**Task set**
a: Transcribe a passage from the book review. Begin at the words "Like a loving" and stop after "any happiness whatsoever.".
b: According to the book review, on what date did Kibaki publicly announce Githongo's transfer on television?
c: What consequences of the December 27, 2007 presidential election does the book review list? Give all of them.

**Document passage**
---------------
All The Rage About Darkest Europe & Africa's Nightmare
68Darkest Europe and Africa's Nightmare: A Critical Observation of the Neighboring Continents
Reviewed by Ogova Ondego
Published January 20, 2008
Akinyi Princess of K'Orinda-Yimbo's book
Though Darkest Europe and Africa's Nightmare: A Critical Observation of the Neighboring Continents was published shortly before the much discredited December 27, 2007 presidential election charade that was marred with fraud and has ended up sending some Kenyans to an early grave, robbed hundreds of thousands of their livelihood, spewed some across the border into Uganda as refugees and created a wide rift of suspicion and mistrust among those still standing, this book appears to be describing the Kenyan situation. It even casts doubts as to who is in control in this eastern African nation that had been for a long time described as an island of peace in a troubled ocean. OGOVA ONDEGO reviews the book.
Upon being elected president in 2002 on 'zero-Tolerance' on corruption, Mwai Kibaki appointed John Githongo as his advisor on corruption. When "he unearthed security contracts by government officials to non-existent companies worth as much as $1 billion", Kibaki demoted him, "publicly, on television, on June 30, 2004, announcing that Githongo 'had been transferred from the Office of the President to the Ministry of Justice and Constitutional Affairs."
It later transpired that, the writer quotes Githongo's 91-page report, "someone had surreptitiously inserted my name into the wrong place in the President's speech and therefore my transfer was not meant to have happened at all". This makes the writer to wonder: "How on God's earth can the president of a nation announce the transfer of one of his closest and most senior staff members, who reports to him each day or even many times a day, without realizing what he is doing? Couldn't the name John Githongo alone, and the details of 'Office of the President to the Ministry of Justice and Constitutional Affairs', make something click in the president's brain?" And this poses the question as to who is in control in Kenya. It certainly is not Kibaki.
Like a loving African grandmother who reprimands her grand child in an effort to nudge him in the right direction, the Kenya-born author who holds diplomas from the London School of Economics and the London School of Journalism states that Africans are the only people on the planet who seem to be convinced that they do not deserve any happiness whatsoever.
---------------
**Listings of boxed layout items**
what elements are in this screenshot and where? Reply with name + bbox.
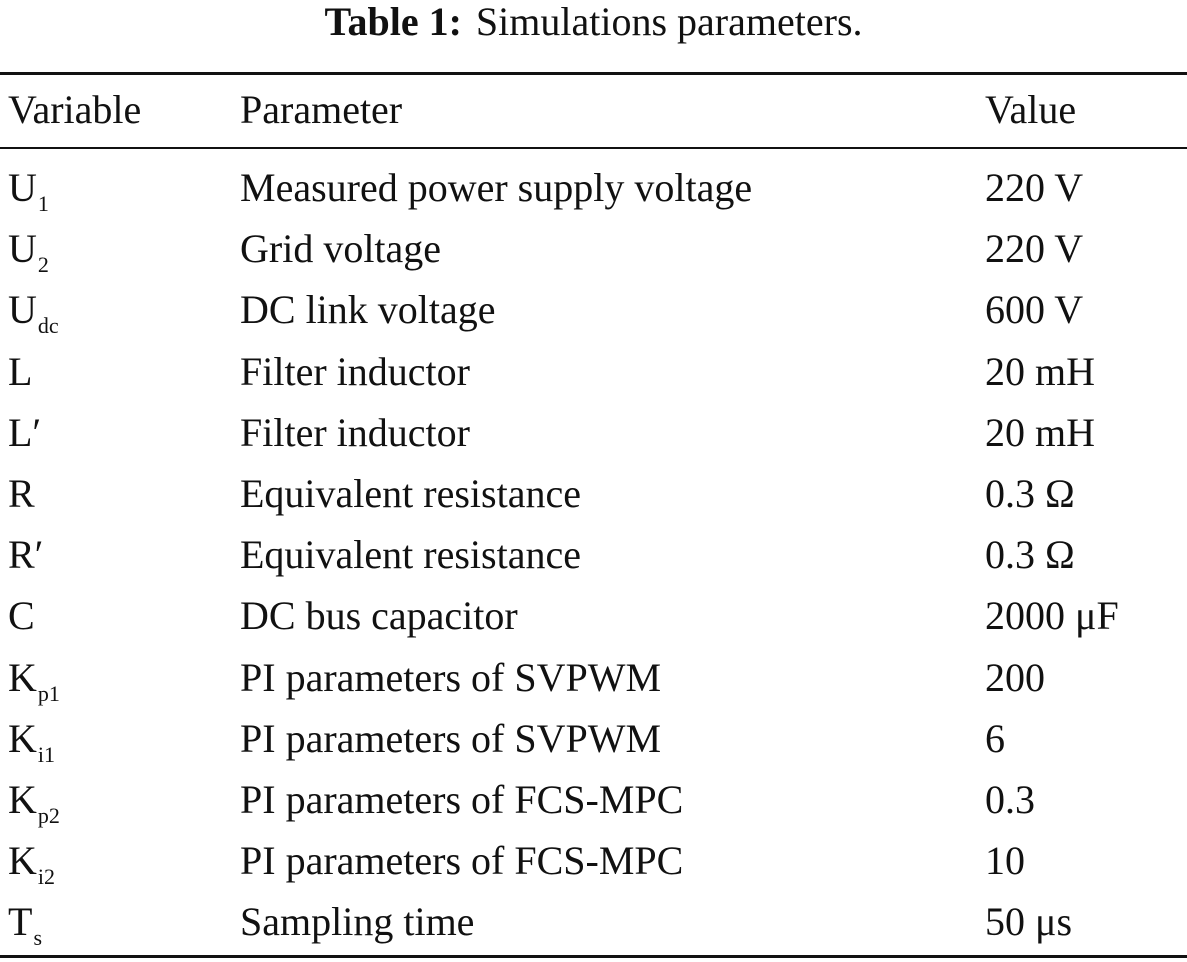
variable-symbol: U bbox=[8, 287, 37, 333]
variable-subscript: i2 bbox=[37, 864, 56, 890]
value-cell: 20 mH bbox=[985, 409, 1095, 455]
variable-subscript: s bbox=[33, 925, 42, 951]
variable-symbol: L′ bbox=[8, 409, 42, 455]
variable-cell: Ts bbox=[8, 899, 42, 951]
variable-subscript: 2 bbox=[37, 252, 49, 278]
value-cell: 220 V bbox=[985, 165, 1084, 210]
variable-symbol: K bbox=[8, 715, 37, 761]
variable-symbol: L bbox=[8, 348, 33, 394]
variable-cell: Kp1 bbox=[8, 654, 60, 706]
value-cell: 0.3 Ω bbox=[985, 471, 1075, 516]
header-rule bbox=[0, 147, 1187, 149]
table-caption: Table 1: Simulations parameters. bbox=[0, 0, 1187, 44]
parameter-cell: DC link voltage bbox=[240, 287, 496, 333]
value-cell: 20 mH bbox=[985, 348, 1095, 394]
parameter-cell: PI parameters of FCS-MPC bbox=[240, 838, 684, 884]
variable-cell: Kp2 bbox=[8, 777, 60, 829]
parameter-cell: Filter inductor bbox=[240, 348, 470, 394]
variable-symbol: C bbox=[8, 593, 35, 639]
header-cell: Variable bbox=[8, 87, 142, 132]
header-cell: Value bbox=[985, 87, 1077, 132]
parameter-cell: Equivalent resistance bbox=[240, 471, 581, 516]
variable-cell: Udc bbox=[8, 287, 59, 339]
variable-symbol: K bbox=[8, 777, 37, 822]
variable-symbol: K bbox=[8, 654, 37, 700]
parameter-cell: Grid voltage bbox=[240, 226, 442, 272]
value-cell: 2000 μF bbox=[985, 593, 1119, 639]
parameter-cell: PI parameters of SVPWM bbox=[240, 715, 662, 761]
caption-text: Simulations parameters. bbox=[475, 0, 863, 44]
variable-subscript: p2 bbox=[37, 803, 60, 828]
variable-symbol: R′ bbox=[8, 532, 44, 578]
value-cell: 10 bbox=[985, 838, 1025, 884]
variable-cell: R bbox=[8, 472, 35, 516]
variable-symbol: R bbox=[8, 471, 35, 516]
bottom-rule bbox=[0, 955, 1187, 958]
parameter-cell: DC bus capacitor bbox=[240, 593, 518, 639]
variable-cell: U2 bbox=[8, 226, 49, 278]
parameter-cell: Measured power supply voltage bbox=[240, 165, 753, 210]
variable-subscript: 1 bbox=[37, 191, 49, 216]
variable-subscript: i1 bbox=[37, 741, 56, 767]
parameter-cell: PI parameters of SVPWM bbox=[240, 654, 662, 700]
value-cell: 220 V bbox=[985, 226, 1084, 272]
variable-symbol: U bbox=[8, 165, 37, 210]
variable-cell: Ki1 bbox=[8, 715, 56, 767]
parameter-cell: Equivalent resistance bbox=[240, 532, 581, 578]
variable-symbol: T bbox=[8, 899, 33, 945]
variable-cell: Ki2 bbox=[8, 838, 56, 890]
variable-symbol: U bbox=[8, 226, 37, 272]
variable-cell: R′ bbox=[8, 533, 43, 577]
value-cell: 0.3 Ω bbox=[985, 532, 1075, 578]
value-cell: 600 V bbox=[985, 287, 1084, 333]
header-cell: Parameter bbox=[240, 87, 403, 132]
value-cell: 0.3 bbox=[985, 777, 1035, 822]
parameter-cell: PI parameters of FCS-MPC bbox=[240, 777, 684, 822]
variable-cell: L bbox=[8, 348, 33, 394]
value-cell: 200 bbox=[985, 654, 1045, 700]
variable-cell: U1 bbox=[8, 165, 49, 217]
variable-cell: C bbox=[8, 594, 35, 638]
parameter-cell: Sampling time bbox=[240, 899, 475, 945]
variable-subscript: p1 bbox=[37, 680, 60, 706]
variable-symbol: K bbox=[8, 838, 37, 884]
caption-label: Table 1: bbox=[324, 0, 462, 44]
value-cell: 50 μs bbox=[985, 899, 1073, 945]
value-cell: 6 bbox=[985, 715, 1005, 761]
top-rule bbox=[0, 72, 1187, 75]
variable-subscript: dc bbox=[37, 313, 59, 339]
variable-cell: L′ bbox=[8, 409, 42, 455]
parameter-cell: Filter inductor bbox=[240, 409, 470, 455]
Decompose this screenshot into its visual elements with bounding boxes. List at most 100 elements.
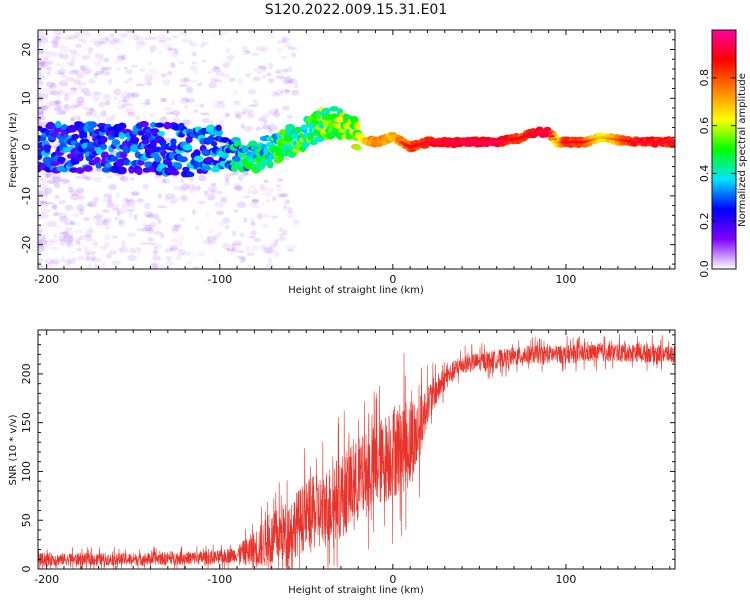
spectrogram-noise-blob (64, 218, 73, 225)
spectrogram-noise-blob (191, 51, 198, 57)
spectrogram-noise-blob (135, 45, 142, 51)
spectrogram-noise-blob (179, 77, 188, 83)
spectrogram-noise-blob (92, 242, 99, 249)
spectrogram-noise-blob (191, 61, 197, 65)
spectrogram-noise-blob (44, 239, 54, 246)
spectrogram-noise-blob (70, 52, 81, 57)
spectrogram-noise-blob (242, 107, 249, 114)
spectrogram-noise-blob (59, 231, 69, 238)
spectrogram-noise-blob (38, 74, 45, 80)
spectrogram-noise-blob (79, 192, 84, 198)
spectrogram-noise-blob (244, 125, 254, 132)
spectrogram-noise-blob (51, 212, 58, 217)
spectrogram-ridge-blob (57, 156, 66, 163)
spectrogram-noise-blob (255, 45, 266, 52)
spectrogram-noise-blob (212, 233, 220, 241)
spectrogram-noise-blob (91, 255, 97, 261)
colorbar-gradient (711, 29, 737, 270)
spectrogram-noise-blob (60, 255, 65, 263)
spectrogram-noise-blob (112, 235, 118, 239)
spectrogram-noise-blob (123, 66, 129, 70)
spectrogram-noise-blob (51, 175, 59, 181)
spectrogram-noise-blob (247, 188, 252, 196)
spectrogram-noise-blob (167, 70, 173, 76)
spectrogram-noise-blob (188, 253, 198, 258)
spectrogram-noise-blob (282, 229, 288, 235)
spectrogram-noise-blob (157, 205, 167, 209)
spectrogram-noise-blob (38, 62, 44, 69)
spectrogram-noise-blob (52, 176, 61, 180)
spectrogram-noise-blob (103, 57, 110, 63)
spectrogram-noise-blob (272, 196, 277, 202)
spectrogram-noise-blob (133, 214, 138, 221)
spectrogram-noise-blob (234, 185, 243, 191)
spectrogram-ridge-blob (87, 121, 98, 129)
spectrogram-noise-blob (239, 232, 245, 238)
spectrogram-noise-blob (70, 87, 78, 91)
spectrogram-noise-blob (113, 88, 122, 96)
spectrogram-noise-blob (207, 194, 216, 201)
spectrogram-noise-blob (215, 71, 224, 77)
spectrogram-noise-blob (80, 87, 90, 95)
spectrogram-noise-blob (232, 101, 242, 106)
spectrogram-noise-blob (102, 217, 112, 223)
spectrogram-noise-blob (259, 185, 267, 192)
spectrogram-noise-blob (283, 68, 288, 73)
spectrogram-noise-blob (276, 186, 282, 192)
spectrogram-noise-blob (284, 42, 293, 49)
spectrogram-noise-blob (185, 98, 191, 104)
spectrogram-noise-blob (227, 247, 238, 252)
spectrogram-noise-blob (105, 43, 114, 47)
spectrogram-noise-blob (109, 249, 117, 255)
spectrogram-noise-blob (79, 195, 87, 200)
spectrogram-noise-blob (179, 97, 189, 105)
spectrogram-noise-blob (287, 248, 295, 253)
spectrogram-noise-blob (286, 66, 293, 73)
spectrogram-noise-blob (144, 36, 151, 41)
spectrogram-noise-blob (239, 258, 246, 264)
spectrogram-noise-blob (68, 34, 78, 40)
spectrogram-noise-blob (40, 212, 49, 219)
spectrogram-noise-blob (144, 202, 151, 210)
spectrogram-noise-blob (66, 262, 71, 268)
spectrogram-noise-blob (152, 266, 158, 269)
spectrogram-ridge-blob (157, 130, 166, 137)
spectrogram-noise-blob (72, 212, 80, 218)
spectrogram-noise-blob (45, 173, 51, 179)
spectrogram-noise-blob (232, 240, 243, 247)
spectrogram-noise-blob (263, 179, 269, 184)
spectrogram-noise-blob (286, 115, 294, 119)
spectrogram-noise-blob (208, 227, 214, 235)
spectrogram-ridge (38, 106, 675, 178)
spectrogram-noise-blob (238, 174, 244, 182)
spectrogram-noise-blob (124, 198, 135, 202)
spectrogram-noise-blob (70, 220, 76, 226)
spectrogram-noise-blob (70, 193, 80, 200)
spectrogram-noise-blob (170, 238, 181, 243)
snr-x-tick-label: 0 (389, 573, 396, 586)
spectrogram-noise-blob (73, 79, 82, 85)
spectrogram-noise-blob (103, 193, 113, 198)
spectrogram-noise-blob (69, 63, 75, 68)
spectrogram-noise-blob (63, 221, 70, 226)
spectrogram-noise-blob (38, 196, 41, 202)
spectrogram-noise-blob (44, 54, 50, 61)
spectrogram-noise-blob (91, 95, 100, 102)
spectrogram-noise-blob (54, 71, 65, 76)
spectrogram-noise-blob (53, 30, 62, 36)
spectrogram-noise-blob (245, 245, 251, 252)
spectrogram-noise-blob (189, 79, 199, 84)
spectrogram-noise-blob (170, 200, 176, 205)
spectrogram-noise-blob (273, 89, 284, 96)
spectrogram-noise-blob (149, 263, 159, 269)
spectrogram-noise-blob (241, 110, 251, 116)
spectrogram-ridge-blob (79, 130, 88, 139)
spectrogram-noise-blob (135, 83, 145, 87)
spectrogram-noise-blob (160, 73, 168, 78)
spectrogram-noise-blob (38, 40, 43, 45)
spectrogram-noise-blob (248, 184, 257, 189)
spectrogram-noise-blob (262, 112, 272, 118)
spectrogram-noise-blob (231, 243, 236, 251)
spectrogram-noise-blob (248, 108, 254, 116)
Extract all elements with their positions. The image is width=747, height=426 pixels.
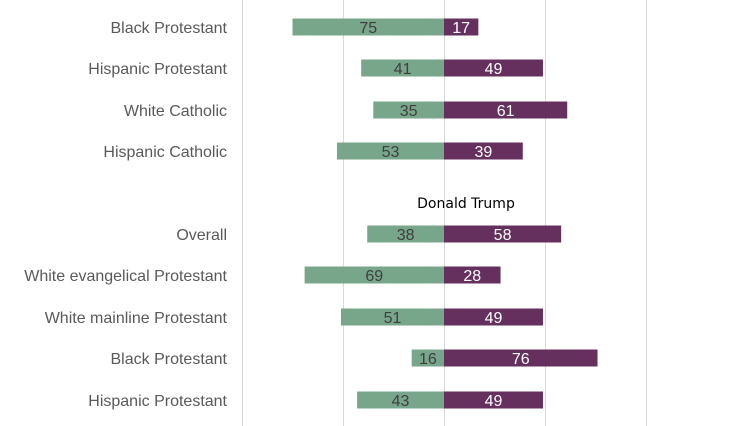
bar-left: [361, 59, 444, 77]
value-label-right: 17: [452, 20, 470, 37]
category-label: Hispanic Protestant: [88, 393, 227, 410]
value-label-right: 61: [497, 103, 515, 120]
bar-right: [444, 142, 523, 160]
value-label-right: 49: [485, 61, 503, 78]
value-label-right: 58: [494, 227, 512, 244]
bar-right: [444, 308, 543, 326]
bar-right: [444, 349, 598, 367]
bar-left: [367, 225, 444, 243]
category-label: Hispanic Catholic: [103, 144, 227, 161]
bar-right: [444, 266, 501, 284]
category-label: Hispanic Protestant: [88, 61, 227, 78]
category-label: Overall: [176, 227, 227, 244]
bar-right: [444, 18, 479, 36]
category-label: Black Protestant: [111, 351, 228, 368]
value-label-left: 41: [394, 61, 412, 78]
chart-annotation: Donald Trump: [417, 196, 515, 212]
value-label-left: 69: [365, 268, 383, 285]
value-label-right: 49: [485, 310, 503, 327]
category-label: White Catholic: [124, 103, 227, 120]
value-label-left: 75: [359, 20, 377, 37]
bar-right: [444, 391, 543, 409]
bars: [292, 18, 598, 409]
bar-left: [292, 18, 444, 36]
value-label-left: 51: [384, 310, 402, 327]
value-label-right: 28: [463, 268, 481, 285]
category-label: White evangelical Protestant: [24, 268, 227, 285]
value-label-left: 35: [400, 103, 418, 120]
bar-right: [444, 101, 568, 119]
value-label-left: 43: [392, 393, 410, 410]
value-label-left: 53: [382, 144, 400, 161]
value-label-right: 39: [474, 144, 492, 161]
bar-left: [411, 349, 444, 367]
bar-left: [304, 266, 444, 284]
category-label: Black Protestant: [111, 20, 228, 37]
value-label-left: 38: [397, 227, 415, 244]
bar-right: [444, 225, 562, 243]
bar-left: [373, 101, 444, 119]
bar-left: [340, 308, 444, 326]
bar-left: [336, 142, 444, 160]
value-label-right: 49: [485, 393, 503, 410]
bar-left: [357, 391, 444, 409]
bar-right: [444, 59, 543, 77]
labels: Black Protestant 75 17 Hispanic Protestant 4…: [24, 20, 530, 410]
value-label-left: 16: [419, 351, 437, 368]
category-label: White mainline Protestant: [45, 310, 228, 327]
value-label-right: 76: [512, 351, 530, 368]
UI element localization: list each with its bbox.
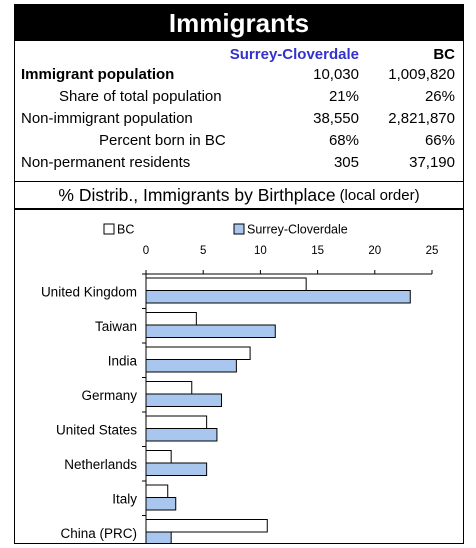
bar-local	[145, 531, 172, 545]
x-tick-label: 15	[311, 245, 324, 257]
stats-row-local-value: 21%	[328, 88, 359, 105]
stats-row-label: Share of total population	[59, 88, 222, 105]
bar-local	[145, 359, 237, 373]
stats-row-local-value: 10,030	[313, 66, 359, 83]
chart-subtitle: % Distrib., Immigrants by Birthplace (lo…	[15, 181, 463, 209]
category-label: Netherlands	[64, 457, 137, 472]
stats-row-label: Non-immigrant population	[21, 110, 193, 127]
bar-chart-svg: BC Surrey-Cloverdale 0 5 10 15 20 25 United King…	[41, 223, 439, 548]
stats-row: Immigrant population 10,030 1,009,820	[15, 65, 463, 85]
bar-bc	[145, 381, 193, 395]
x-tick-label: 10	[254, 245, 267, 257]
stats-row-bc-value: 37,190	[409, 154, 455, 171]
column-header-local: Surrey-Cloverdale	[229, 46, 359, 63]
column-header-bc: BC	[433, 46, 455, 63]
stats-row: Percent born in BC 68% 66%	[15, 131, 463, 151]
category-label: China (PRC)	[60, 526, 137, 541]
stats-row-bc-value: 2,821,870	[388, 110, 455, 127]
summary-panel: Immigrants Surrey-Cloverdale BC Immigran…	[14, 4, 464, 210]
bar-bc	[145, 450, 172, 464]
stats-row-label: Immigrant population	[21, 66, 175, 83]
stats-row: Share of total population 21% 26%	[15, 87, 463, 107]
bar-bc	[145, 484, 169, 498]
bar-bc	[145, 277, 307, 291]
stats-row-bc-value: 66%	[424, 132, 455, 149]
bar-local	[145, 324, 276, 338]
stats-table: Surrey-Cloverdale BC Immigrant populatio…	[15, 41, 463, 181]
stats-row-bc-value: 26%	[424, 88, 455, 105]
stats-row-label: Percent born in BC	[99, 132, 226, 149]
---------------
**Solutions to the problems**
a:
Like a loving African grandmother who reprimands her grand child in an effort to nudge him in the right direction, the Kenya-born author who holds diplomas from the London School of Economics and the London School of Journalism states that Africans are the only people on the planet who seem to be convinced that they do not deserve any happiness whatsoever.

b: June 30, 2004

c:
- It sent some Kenyans to an early grave.
- It robbed hundreds of thousands of their livelihood.
- It spewed some across the border into Uganda as refugees.
- It created a wide rift of suspicion and mistrust among those still standing.